Some records:
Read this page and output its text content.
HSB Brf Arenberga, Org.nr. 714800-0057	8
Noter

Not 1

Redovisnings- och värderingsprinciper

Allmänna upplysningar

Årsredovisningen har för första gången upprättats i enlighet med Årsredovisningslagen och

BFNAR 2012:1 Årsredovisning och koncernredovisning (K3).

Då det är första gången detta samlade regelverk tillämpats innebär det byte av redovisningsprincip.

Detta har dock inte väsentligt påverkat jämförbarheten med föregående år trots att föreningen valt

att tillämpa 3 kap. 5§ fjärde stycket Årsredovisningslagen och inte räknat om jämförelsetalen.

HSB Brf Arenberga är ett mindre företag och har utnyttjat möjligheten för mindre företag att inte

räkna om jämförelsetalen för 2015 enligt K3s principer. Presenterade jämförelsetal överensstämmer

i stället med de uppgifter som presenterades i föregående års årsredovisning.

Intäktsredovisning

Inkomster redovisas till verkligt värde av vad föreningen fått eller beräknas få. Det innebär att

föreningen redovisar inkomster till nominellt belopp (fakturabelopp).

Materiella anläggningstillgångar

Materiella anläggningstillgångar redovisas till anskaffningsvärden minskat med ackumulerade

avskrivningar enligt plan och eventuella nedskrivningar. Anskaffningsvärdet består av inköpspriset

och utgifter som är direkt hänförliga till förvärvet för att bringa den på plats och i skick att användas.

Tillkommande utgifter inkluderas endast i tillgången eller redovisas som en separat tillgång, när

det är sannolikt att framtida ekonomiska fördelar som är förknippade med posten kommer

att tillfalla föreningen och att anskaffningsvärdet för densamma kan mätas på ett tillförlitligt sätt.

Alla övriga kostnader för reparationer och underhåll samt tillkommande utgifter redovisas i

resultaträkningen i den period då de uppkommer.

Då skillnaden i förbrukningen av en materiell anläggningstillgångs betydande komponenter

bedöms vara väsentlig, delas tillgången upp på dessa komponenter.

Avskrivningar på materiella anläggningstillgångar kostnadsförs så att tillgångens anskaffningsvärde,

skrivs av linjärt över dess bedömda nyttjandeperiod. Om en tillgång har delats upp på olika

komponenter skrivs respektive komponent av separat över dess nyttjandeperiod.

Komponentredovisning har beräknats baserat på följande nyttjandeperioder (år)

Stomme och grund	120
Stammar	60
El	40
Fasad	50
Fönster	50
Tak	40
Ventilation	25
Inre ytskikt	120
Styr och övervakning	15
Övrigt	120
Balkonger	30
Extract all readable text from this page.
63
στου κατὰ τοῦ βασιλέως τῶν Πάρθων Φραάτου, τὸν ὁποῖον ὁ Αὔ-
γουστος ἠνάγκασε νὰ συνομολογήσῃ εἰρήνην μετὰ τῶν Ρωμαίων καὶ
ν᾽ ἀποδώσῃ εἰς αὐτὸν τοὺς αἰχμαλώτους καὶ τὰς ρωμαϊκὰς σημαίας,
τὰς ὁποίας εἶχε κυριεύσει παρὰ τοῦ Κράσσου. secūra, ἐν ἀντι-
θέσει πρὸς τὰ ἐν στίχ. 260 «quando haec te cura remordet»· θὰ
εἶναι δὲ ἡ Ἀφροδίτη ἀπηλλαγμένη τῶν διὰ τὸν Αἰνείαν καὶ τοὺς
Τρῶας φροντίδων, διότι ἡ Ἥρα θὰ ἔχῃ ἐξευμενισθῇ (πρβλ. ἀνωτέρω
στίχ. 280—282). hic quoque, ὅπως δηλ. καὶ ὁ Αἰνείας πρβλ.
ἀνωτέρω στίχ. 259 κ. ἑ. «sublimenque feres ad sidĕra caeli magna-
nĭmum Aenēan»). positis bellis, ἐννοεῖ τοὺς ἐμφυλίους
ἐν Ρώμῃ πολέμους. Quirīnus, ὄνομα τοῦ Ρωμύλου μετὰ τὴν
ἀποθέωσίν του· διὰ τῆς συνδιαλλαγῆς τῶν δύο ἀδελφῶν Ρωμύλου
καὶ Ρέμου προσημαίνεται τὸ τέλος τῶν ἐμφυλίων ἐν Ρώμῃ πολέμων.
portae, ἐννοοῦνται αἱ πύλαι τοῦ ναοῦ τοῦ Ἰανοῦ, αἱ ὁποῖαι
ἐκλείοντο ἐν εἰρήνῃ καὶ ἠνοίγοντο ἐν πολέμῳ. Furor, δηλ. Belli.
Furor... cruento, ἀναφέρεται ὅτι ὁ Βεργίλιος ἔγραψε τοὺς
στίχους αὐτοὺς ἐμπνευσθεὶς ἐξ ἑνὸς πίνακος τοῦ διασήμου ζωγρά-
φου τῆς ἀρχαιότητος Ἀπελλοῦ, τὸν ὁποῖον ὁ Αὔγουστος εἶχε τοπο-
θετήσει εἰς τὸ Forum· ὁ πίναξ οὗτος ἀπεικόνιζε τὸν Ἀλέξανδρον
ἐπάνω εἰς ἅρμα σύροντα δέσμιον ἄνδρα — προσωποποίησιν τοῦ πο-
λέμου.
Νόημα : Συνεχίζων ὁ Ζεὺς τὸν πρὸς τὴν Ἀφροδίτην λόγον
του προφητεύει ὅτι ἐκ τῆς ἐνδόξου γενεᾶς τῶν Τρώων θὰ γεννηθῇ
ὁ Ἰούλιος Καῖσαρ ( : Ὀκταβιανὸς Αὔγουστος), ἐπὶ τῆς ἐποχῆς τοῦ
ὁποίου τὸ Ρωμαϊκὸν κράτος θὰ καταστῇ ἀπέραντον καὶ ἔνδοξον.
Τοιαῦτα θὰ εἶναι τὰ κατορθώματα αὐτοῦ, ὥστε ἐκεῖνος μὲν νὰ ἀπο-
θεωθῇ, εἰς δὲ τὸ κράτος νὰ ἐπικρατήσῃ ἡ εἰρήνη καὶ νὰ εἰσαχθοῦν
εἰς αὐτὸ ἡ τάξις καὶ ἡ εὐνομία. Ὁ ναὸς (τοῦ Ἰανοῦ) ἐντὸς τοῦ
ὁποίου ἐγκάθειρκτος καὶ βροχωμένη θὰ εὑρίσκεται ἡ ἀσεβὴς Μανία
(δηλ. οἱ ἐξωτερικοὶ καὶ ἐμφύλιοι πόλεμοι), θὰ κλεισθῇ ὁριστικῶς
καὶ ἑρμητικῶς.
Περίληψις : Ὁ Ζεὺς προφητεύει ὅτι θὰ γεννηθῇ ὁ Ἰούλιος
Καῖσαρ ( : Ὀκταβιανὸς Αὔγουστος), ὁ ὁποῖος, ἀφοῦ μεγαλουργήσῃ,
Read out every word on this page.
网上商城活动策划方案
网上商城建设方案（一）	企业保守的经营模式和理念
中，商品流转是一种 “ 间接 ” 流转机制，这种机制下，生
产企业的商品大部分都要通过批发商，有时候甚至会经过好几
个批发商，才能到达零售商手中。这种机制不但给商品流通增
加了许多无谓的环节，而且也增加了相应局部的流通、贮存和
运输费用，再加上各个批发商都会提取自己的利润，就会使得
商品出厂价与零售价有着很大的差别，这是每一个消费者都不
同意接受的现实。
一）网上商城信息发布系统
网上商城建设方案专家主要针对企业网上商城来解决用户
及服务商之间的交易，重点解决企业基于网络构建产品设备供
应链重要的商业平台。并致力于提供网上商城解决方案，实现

**WORK INSTRUCTIONS**: Copy the data above exactly. Every line must be included.

**RESPONSE TO THE TASK**:
Read this page and output its text content.
HSB Brf Arenberga, Org.nr. 714800-0057	8
Noter

Not 1

Redovisnings- och värderingsprinciper

Allmänna upplysningar

Årsredovisningen har för första gången upprättats i enlighet med Årsredovisningslagen och

BFNAR 2012:1 Årsredovisning och koncernredovisning (K3).

Då det är första gången detta samlade regelverk tillämpats innebär det byte av redovisningsprincip.

Detta har dock inte väsentligt påverkat jämförbarheten med föregående år trots att föreningen valt

att tillämpa 3 kap. 5§ fjärde stycket Årsredovisningslagen och inte räknat om jämförelsetalen.

HSB Brf Arenberga är ett mindre företag och har utnyttjat möjligheten för mindre företag att inte

räkna om jämförelsetalen för 2015 enligt K3s principer. Presenterade jämförelsetal överensstämmer

i stället med de uppgifter som presenterades i föregående års årsredovisning.

Intäktsredovisning

Inkomster redovisas till verkligt värde av vad föreningen fått eller beräknas få. Det innebär att

föreningen redovisar inkomster till nominellt belopp (fakturabelopp).

Materiella anläggningstillgångar

Materiella anläggningstillgångar redovisas till anskaffningsvärden minskat med ackumulerade

avskrivningar enligt plan och eventuella nedskrivningar. Anskaffningsvärdet består av inköpspriset

och utgifter som är direkt hänförliga till förvärvet för att bringa den på plats och i skick att användas.

Tillkommande utgifter inkluderas endast i tillgången eller redovisas som en separat tillgång, när

det är sannolikt att framtida ekonomiska fördelar som är förknippade med posten kommer

att tillfalla föreningen och att anskaffningsvärdet för densamma kan mätas på ett tillförlitligt sätt.

Alla övriga kostnader för reparationer och underhåll samt tillkommande utgifter redovisas i

resultaträkningen i den period då de uppkommer.

Då skillnaden i förbrukningen av en materiell anläggningstillgångs betydande komponenter

bedöms vara väsentlig, delas tillgången upp på dessa komponenter.

Avskrivningar på materiella anläggningstillgångar kostnadsförs så att tillgångens anskaffningsvärde,

skrivs av linjärt över dess bedömda nyttjandeperiod. Om en tillgång har delats upp på olika

komponenter skrivs respektive komponent av separat över dess nyttjandeperiod.

Komponentredovisning har beräknats baserat på följande nyttjandeperioder (år)

Stomme och grund	120
Stammar	60
El	40
Fasad	50
Fönster	50
Tak	40
Ventilation	25
Inre ytskikt	120
Styr och övervakning	15
Övrigt	120
Balkonger	30
Extract all readable text from this page.
63
στου κατὰ τοῦ βασιλέως τῶν Πάρθων Φραάτου, τὸν ὁποῖον ὁ Αὔ-
γουστος ἠνάγκασε νὰ συνομολογήσῃ εἰρήνην μετὰ τῶν Ρωμαίων καὶ
ν᾽ ἀποδώσῃ εἰς αὐτὸν τοὺς αἰχμαλώτους καὶ τὰς ρωμαϊκὰς σημαίας,
τὰς ὁποίας εἶχε κυριεύσει παρὰ τοῦ Κράσσου. secūra, ἐν ἀντι-
θέσει πρὸς τὰ ἐν στίχ. 260 «quando haec te cura remordet»· θὰ
εἶναι δὲ ἡ Ἀφροδίτη ἀπηλλαγμένη τῶν διὰ τὸν Αἰνείαν καὶ τοὺς
Τρῶας φροντίδων, διότι ἡ Ἥρα θὰ ἔχῃ ἐξευμενισθῇ (πρβλ. ἀνωτέρω
στίχ. 280—282). hic quoque, ὅπως δηλ. καὶ ὁ Αἰνείας πρβλ.
ἀνωτέρω στίχ. 259 κ. ἑ. «sublimenque feres ad sidĕra caeli magna-
nĭmum Aenēan»). positis bellis, ἐννοεῖ τοὺς ἐμφυλίους
ἐν Ρώμῃ πολέμους. Quirīnus, ὄνομα τοῦ Ρωμύλου μετὰ τὴν
ἀποθέωσίν του· διὰ τῆς συνδιαλλαγῆς τῶν δύο ἀδελφῶν Ρωμύλου
καὶ Ρέμου προσημαίνεται τὸ τέλος τῶν ἐμφυλίων ἐν Ρώμῃ πολέμων.
portae, ἐννοοῦνται αἱ πύλαι τοῦ ναοῦ τοῦ Ἰανοῦ, αἱ ὁποῖαι
ἐκλείοντο ἐν εἰρήνῃ καὶ ἠνοίγοντο ἐν πολέμῳ. Furor, δηλ. Belli.
Furor... cruento, ἀναφέρεται ὅτι ὁ Βεργίλιος ἔγραψε τοὺς
στίχους αὐτοὺς ἐμπνευσθεὶς ἐξ ἑνὸς πίνακος τοῦ διασήμου ζωγρά-
φου τῆς ἀρχαιότητος Ἀπελλοῦ, τὸν ὁποῖον ὁ Αὔγουστος εἶχε τοπο-
θετήσει εἰς τὸ Forum· ὁ πίναξ οὗτος ἀπεικόνιζε τὸν Ἀλέξανδρον
ἐπάνω εἰς ἅρμα σύροντα δέσμιον ἄνδρα — προσωποποίησιν τοῦ πο-
λέμου.
Νόημα : Συνεχίζων ὁ Ζεὺς τὸν πρὸς τὴν Ἀφροδίτην λόγον
του προφητεύει ὅτι ἐκ τῆς ἐνδόξου γενεᾶς τῶν Τρώων θὰ γεννηθῇ
ὁ Ἰούλιος Καῖσαρ ( : Ὀκταβιανὸς Αὔγουστος), ἐπὶ τῆς ἐποχῆς τοῦ
ὁποίου τὸ Ρωμαϊκὸν κράτος θὰ καταστῇ ἀπέραντον καὶ ἔνδοξον.
Τοιαῦτα θὰ εἶναι τὰ κατορθώματα αὐτοῦ, ὥστε ἐκεῖνος μὲν νὰ ἀπο-
θεωθῇ, εἰς δὲ τὸ κράτος νὰ ἐπικρατήσῃ ἡ εἰρήνη καὶ νὰ εἰσαχθοῦν
εἰς αὐτὸ ἡ τάξις καὶ ἡ εὐνομία. Ὁ ναὸς (τοῦ Ἰανοῦ) ἐντὸς τοῦ
ὁποίου ἐγκάθειρκτος καὶ βροχωμένη θὰ εὑρίσκεται ἡ ἀσεβὴς Μανία
(δηλ. οἱ ἐξωτερικοὶ καὶ ἐμφύλιοι πόλεμοι), θὰ κλεισθῇ ὁριστικῶς
καὶ ἑρμητικῶς.
Περίληψις : Ὁ Ζεὺς προφητεύει ὅτι θὰ γεννηθῇ ὁ Ἰούλιος
Καῖσαρ ( : Ὀκταβιανὸς Αὔγουστος), ὁ ὁποῖος, ἀφοῦ μεγαλουργήσῃ,
Read out every word on this page.
网上商城活动策划方案
网上商城建设方案（一）	企业保守的经营模式和理念
中，商品流转是一种 “ 间接 ” 流转机制，这种机制下，生
产企业的商品大部分都要通过批发商，有时候甚至会经过好几
个批发商，才能到达零售商手中。这种机制不但给商品流通增
加了许多无谓的环节，而且也增加了相应局部的流通、贮存和
运输费用，再加上各个批发商都会提取自己的利润，就会使得
商品出厂价与零售价有着很大的差别，这是每一个消费者都不
同意接受的现实。
一）网上商城信息发布系统
网上商城建设方案专家主要针对企业网上商城来解决用户
及服务商之间的交易，重点解决企业基于网络构建产品设备供
应链重要的商业平台。并致力于提供网上商城解决方案，实现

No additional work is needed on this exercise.